▶ [Problem description]
Look below. Copy each line that has "AutomationAdapter" in it.

◆ ◆ ◆ ◆

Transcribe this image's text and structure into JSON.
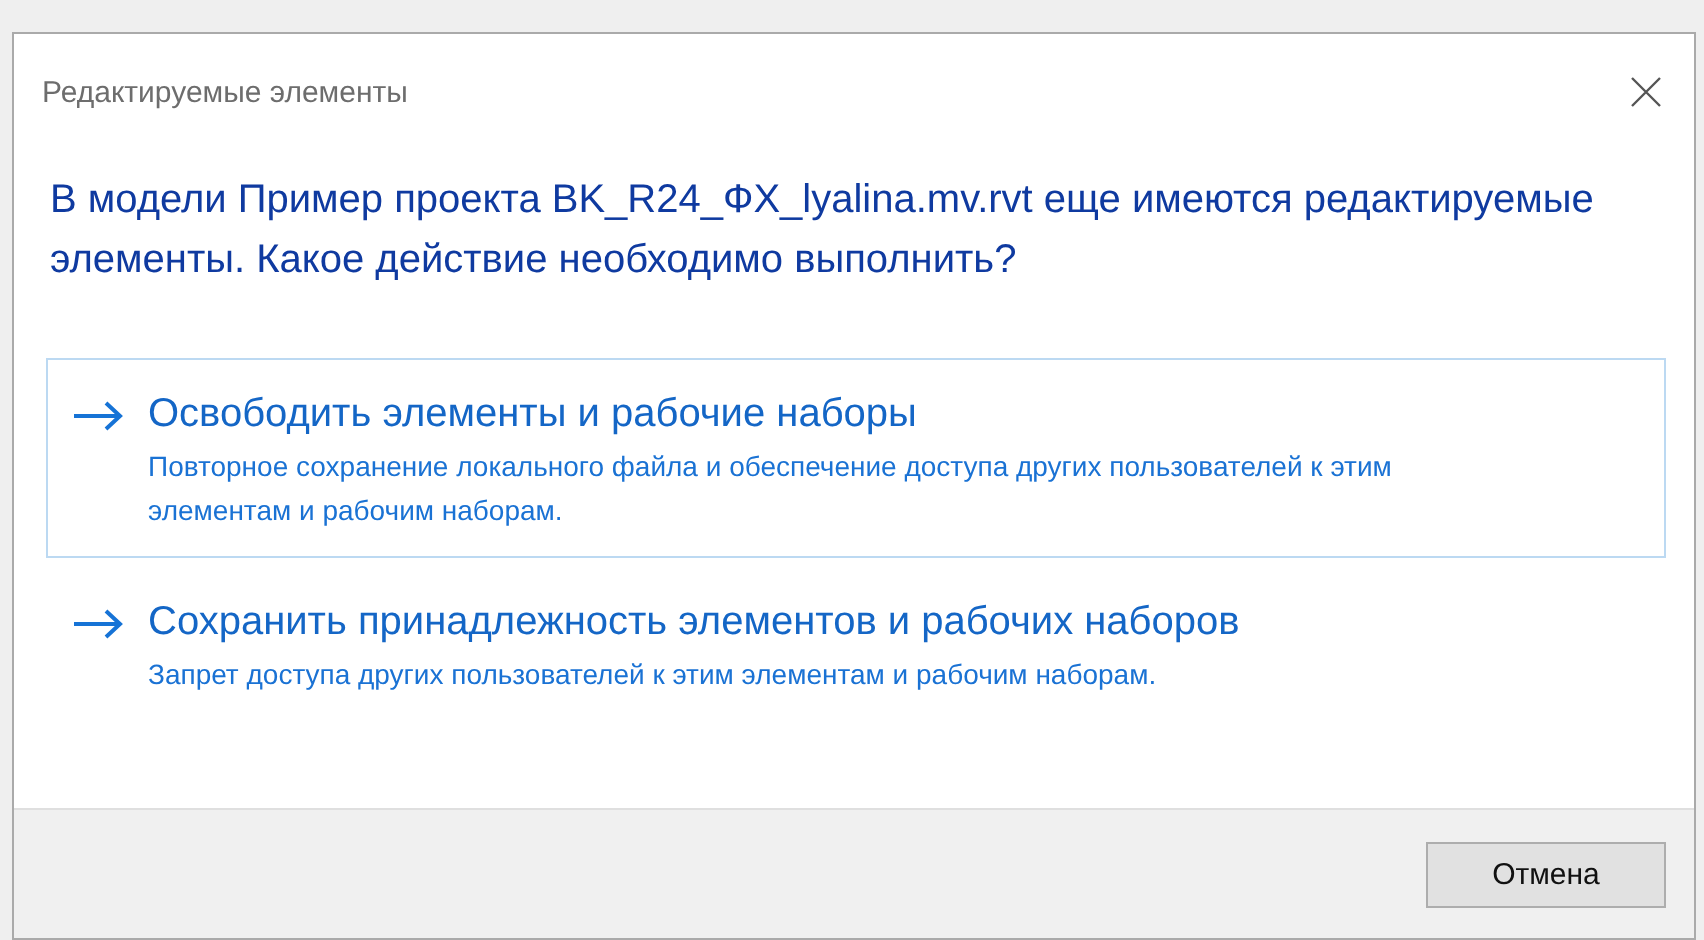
{
  "window": {
    "title": "Редактируемые элементы"
  },
  "message": "В модели Пример проекта BK_R24_ФХ_lyalina.mv.rvt еще имеются редактируемые элементы. Какое действие необходимо выполнить?",
  "options": [
    {
      "title": "Освободить элементы и рабочие наборы",
      "description": "Повторное сохранение локального файла и обеспечение доступа других пользователей к этим элементам и рабочим наборам.",
      "selected": true
    },
    {
      "title": "Сохранить принадлежность элементов и рабочих наборов",
      "description": "Запрет доступа других пользователей к этим элементам и рабочим наборам.",
      "selected": false
    }
  ],
  "buttons": [
    "Отмена"
  ]
}
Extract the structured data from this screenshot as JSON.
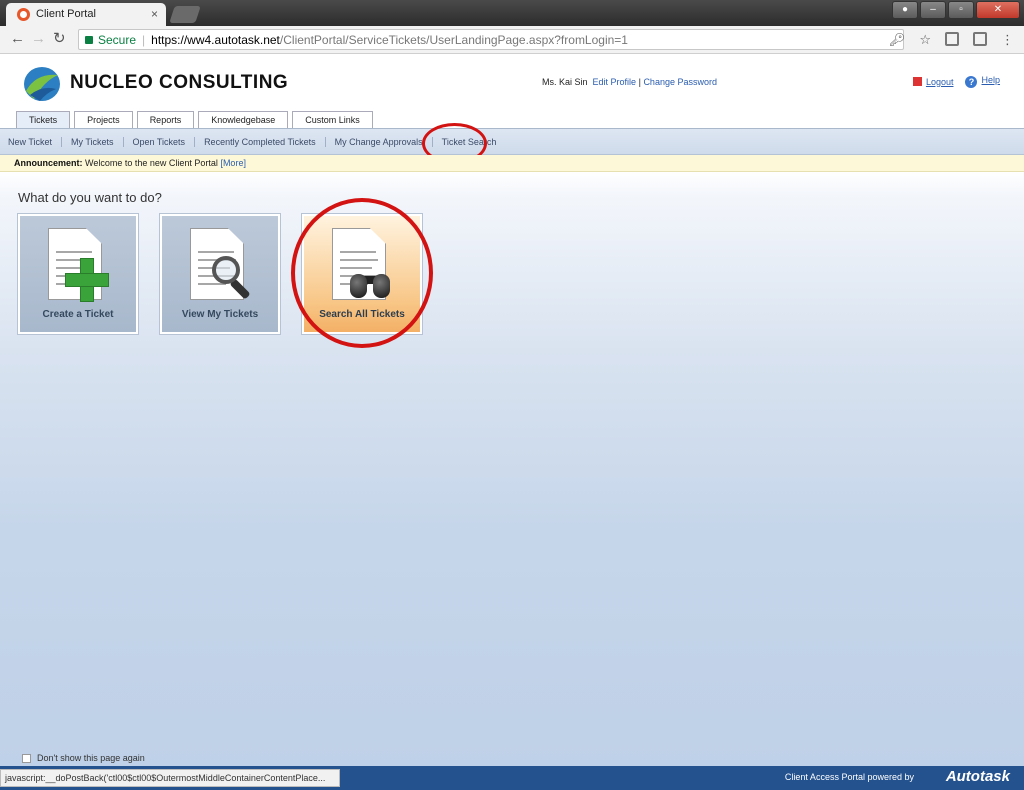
{
  "browser": {
    "tab_title": "Client Portal",
    "tab_close": "×",
    "url_secure_label": "Secure",
    "url_host": "https://ww4.autotask.net",
    "url_path": "/ClientPortal/ServiceTickets/UserLandingPage.aspx?fromLogin=1"
  },
  "header": {
    "company": "NUCLEO CONSULTING",
    "user_name": "Ms. Kai Sin",
    "edit_profile": "Edit Profile",
    "change_password": "Change Password",
    "logout": "Logout",
    "help": "Help"
  },
  "main_tabs": [
    "Tickets",
    "Projects",
    "Reports",
    "Knowledgebase",
    "Custom Links"
  ],
  "sub_nav": [
    "New Ticket",
    "My Tickets",
    "Open Tickets",
    "Recently Completed Tickets",
    "My Change Approvals",
    "Ticket Search"
  ],
  "announcement": {
    "label": "Announcement:",
    "text": "Welcome to the new Client Portal",
    "more": "[More]"
  },
  "content": {
    "question": "What do you want to do?",
    "tiles": [
      "Create a Ticket",
      "View My Tickets",
      "Search All Tickets"
    ],
    "dont_show": "Don't show this page again"
  },
  "footer": {
    "status_text": "javascript:__doPostBack('ctl00$ctl00$OutermostMiddleContainerContentPlace...",
    "powered_by": "Client Access Portal powered by",
    "brand": "Autotask"
  },
  "colors": {
    "annotation_circle": "#d31212",
    "footer_bg": "#24528e",
    "link": "#2a5db0"
  }
}
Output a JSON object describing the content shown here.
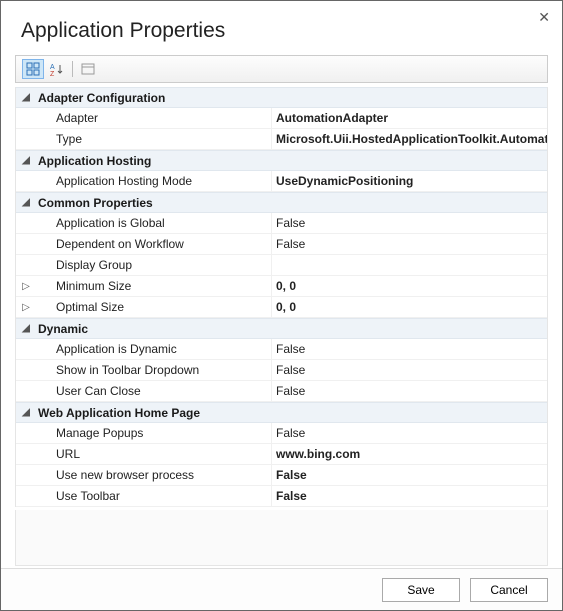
{
  "dialog": {
    "title": "Application Properties"
  },
  "categories": [
    {
      "name": "Adapter Configuration",
      "expanded": true,
      "props": [
        {
          "label": "Adapter",
          "value": "AutomationAdapter",
          "bold": true,
          "expandable": false
        },
        {
          "label": "Type",
          "value": "Microsoft.Uii.HostedApplicationToolkit.AutomationHosting.AutomationAdapter",
          "bold": true,
          "expandable": false
        }
      ]
    },
    {
      "name": "Application Hosting",
      "expanded": true,
      "props": [
        {
          "label": "Application Hosting Mode",
          "value": "UseDynamicPositioning",
          "bold": true,
          "expandable": false
        }
      ]
    },
    {
      "name": "Common Properties",
      "expanded": true,
      "props": [
        {
          "label": "Application is Global",
          "value": "False",
          "bold": false,
          "expandable": false
        },
        {
          "label": "Dependent on Workflow",
          "value": "False",
          "bold": false,
          "expandable": false
        },
        {
          "label": "Display Group",
          "value": "",
          "bold": false,
          "expandable": false
        },
        {
          "label": "Minimum Size",
          "value": "0, 0",
          "bold": true,
          "expandable": true
        },
        {
          "label": "Optimal Size",
          "value": "0, 0",
          "bold": true,
          "expandable": true
        }
      ]
    },
    {
      "name": "Dynamic",
      "expanded": true,
      "props": [
        {
          "label": "Application is Dynamic",
          "value": "False",
          "bold": false,
          "expandable": false
        },
        {
          "label": "Show in Toolbar Dropdown",
          "value": "False",
          "bold": false,
          "expandable": false
        },
        {
          "label": "User Can Close",
          "value": "False",
          "bold": false,
          "expandable": false
        }
      ]
    },
    {
      "name": "Web Application Home Page",
      "expanded": true,
      "props": [
        {
          "label": "Manage Popups",
          "value": "False",
          "bold": false,
          "expandable": false
        },
        {
          "label": "URL",
          "value": "www.bing.com",
          "bold": true,
          "expandable": false
        },
        {
          "label": "Use new browser process",
          "value": "False",
          "bold": true,
          "expandable": false
        },
        {
          "label": "Use Toolbar",
          "value": "False",
          "bold": true,
          "expandable": false
        }
      ]
    }
  ],
  "buttons": {
    "save": "Save",
    "cancel": "Cancel"
  }
}
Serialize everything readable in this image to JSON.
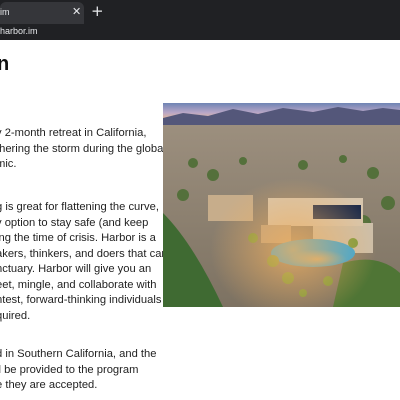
{
  "browser": {
    "tab_title": "im",
    "close_glyph": "✕",
    "new_tab_glyph": "+",
    "url": "harbor.im"
  },
  "page": {
    "heading": "n",
    "paragraphs": [
      [
        "y 2-month retreat in California,",
        "thering the storm during the global",
        "mic."
      ],
      [
        "g is great for flattening the curve,",
        "y option to stay safe (and keep",
        "ing the time of crisis. Harbor is a",
        "akers, thinkers, and doers that can",
        "nctuary. Harbor will give you an",
        "eet, mingle, and collaborate with",
        "ntest, forward-thinking individuals -",
        "quired."
      ],
      [
        "d in Southern California, and the",
        "ll be provided to the program",
        "e they are accepted."
      ]
    ],
    "photo": {
      "subject": "aerial view of desert estate with pool at dusk",
      "icon": "photo-image"
    }
  }
}
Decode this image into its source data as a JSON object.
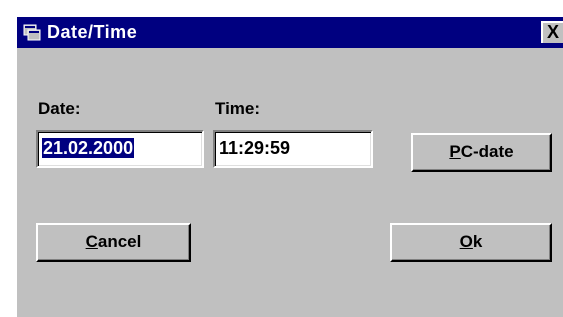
{
  "window": {
    "title": "Date/Time",
    "close_glyph": "X",
    "title_icon": "dialog-window-icon"
  },
  "date": {
    "label": "Date:",
    "value": "21.02.2000",
    "selected": true
  },
  "time": {
    "label": "Time:",
    "value": "11:29:59"
  },
  "buttons": {
    "pc_date": {
      "mnemonic": "P",
      "rest": "C-date"
    },
    "cancel": {
      "mnemonic": "C",
      "rest": "ancel"
    },
    "ok": {
      "mnemonic": "O",
      "rest": "k"
    }
  },
  "colors": {
    "titlebar": "#000080",
    "face": "#c0c0c0",
    "selection": "#000080"
  }
}
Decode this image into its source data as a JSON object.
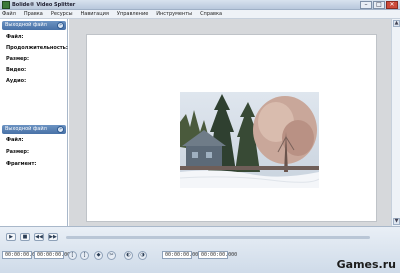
{
  "window": {
    "title": "Bolide® Video Splitter",
    "minimize": "–",
    "maximize": "□",
    "close": "✕"
  },
  "menu": [
    "Файл",
    "Правка",
    "Ресурсы",
    "Навигация",
    "Управление",
    "Инструменты",
    "Справка"
  ],
  "left_panel": {
    "input_header": "Выходной файл",
    "input_fields": [
      "Файл:",
      "Продолжительность:",
      "Размер:",
      "Видео:",
      "Аудио:"
    ],
    "output_header": "Выходной файл",
    "output_fields": [
      "Файл:",
      "Размер:",
      "Фрагмент:"
    ]
  },
  "scroll": {
    "up": "▲",
    "down": "▼"
  },
  "controls": {
    "play": "▶",
    "stop": "■",
    "prev": "◀◀",
    "next": "▶▶",
    "time_start": "00:00:00.000",
    "time_end": "00:00:00.000",
    "time_a": "00:00:00.000",
    "time_b": "00:00:00.000",
    "btn_a": "[",
    "btn_b": "]",
    "btn_c": "◆",
    "btn_d": "✂",
    "btn_e": "◐",
    "btn_f": "◑"
  },
  "watermark": "Games.ru",
  "colors": {
    "panel_header": "#4f78ad",
    "canvas_bg": "#ffffff",
    "workspace_bg": "#d6d8db"
  },
  "icons": {
    "app": "app-icon",
    "volume": "speaker-icon",
    "panel_toggle": "collapse-icon"
  }
}
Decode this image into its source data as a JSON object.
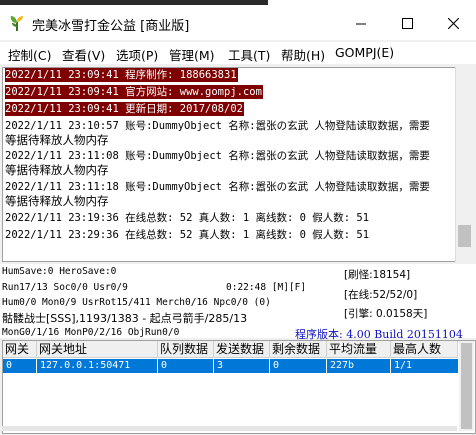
{
  "window": {
    "title": "完美冰雪打金公益 [商业版]",
    "minimize_glyph": "—",
    "maximize_glyph": "☐",
    "close_glyph": "✕",
    "icon": "plant-app-icon"
  },
  "menu": [
    "控制(C)",
    "查看(V)",
    "选项(P)",
    "管理(M)",
    "工具(T)",
    "帮助(H)",
    "GOMPJ(E)"
  ],
  "log": [
    {
      "text": "2022/1/11 23:09:41 程序制作: 188663831",
      "highlight": true
    },
    {
      "text": "2022/1/11 23:09:41 官方网站: www.gompj.com",
      "highlight": true
    },
    {
      "text": "2022/1/11 23:09:41 更新日期: 2017/08/02",
      "highlight": true
    },
    {
      "text": "2022/1/11 23:10:57 账号:DummyObject 名称:嚣张の玄武 人物登陆读取数据，需要",
      "highlight": false
    },
    {
      "text": "等据待释放人物内存",
      "highlight": false
    },
    {
      "text": "2022/1/11 23:11:08 账号:DummyObject 名称:嚣张の玄武 人物登陆读取数据，需要",
      "highlight": false
    },
    {
      "text": "等据待释放人物内存",
      "highlight": false
    },
    {
      "text": "2022/1/11 23:11:18 账号:DummyObject 名称:嚣张の玄武 人物登陆读取数据，需要",
      "highlight": false
    },
    {
      "text": "等据待释放人物内存",
      "highlight": false
    },
    {
      "text": "2022/1/11 23:19:36 在线总数: 52 真人数: 1 离线数: 0 假人数: 51",
      "highlight": false
    },
    {
      "text": "2022/1/11 23:29:36 在线总数: 52 真人数: 1 离线数: 0 假人数: 51",
      "highlight": false
    }
  ],
  "status": {
    "line1": "HumSave:0 HeroSave:0",
    "line2": "Run17/13 Soc0/0 Usr0/9",
    "time": "0:22:48 [M][F]",
    "line3": "Hum0/0 Mon0/9 UsrRot15/411 Merch0/16 Npc0/0 (0)",
    "line4": "骷髅战士[SSS],1193/1383 - 起点弓箭手/285/13",
    "line5": "MonG0/1/16 MonP0/2/16 ObjRun0/0",
    "refresh": "[刷怪:18154]",
    "online": "[在线:52/52/0]",
    "engine": "[引擎: 0.0158天]",
    "version": "程序版本: 4.00 Build 20151104"
  },
  "table": {
    "headers": [
      "网关",
      "网关地址",
      "队列数据",
      "发送数据",
      "剩余数据",
      "平均流量",
      "最高人数"
    ],
    "rows": [
      [
        "0",
        "127.0.0.1:50471",
        "0",
        "3",
        "0",
        "227b",
        "1/1"
      ]
    ]
  },
  "colors": {
    "log_highlight": "#7e0000",
    "selection": "#0078d7",
    "version_text": "#1010c0"
  }
}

◆ ◆ ◆ ◆

▶ [Written answer]
          "value": "AutomationAdapter",
          "value": "Microsoft.Uii.HostedApplicationToolkit.AutomationHosting.AutomationAdapter",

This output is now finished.